■ **Goal**
Return each line of the records holding the string "brought".

Data records:

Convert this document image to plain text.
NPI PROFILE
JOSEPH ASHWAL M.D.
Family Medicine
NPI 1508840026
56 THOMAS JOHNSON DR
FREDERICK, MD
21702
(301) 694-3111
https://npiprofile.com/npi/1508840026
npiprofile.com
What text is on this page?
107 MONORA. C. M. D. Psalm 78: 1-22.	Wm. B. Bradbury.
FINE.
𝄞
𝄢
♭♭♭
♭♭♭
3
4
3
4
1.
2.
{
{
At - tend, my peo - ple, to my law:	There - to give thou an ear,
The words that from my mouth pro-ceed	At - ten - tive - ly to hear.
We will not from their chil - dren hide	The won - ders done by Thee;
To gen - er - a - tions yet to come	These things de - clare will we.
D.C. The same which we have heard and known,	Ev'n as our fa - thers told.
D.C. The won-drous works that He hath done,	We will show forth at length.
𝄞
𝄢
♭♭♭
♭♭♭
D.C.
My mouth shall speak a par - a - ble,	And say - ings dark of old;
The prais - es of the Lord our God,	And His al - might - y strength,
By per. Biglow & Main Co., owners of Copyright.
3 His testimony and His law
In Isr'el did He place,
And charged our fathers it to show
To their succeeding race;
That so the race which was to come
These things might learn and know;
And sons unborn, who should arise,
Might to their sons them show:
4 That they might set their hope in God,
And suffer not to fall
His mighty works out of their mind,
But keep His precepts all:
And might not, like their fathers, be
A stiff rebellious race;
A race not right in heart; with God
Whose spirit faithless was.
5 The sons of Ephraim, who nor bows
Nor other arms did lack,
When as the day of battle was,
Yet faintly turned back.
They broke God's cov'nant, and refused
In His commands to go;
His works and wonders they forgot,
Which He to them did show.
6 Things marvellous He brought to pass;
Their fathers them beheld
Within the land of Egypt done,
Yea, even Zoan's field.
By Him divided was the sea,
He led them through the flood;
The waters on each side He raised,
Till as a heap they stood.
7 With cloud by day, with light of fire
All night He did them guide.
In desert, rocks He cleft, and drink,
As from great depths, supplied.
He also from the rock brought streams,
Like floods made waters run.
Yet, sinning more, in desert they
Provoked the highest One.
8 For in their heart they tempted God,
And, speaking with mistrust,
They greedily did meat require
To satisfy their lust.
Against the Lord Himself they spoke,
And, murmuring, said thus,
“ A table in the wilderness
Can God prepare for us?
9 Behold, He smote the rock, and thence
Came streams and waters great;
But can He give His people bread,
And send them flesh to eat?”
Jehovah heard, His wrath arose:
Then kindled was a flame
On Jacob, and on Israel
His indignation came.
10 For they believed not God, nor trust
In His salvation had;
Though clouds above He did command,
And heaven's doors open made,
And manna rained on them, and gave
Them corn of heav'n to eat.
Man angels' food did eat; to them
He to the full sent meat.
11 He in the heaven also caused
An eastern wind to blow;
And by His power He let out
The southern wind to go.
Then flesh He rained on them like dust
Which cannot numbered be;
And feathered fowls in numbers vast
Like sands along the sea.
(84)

■ **Task result**
6 Things marvellous He brought to pass;
He also from the rock brought streams,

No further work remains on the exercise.